- [REQUIRED TASK]
Give only the count of lines containing "arrow".

BEGIN

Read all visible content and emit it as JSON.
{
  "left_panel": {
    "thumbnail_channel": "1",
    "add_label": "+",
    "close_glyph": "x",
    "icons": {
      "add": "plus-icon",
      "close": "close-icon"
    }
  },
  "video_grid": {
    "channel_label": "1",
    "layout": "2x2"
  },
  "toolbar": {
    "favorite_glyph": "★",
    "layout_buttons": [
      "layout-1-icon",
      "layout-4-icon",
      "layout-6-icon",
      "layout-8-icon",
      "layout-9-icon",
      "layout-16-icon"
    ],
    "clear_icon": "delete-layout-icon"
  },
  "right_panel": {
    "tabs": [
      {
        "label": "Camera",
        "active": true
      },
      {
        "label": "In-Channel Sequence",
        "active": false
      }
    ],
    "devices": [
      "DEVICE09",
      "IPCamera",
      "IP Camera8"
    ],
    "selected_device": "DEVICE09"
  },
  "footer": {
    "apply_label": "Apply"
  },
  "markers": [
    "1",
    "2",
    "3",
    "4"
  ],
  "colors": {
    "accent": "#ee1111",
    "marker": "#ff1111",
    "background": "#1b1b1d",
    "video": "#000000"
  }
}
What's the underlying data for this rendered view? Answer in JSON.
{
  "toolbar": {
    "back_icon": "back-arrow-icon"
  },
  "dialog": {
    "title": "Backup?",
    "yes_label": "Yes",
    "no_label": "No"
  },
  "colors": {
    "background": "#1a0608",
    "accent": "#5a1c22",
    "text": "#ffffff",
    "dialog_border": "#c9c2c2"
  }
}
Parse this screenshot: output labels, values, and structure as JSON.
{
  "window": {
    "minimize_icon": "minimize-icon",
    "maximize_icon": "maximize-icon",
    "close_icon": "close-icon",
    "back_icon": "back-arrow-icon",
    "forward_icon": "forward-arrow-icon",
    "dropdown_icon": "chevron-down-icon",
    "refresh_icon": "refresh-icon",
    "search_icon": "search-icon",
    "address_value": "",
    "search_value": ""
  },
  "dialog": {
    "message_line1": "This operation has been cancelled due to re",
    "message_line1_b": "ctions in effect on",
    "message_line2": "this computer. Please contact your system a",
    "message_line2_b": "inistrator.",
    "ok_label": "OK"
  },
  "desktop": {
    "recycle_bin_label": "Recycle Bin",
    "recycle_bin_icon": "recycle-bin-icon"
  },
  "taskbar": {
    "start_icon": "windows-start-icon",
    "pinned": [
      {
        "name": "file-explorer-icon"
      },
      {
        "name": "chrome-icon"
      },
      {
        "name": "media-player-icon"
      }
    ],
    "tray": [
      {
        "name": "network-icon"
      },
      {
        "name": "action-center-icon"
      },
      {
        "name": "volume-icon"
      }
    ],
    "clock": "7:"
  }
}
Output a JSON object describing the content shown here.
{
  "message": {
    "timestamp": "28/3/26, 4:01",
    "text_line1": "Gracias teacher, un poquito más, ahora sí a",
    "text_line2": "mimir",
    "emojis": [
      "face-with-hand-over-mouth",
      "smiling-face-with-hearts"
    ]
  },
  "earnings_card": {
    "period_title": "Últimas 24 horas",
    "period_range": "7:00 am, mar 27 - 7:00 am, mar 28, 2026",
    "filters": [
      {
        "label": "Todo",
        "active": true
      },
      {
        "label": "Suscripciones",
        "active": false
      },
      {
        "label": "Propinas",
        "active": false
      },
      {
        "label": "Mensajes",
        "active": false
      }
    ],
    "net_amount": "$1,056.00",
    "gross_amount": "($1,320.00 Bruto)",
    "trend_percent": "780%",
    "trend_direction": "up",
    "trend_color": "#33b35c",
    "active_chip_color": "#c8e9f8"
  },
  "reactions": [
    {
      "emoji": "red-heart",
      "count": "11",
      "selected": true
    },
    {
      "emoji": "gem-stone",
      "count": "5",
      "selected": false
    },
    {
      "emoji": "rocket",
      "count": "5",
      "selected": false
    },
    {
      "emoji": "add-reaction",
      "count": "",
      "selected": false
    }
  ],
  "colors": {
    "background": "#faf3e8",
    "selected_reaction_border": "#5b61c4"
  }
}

END

- [OUTPUT]
3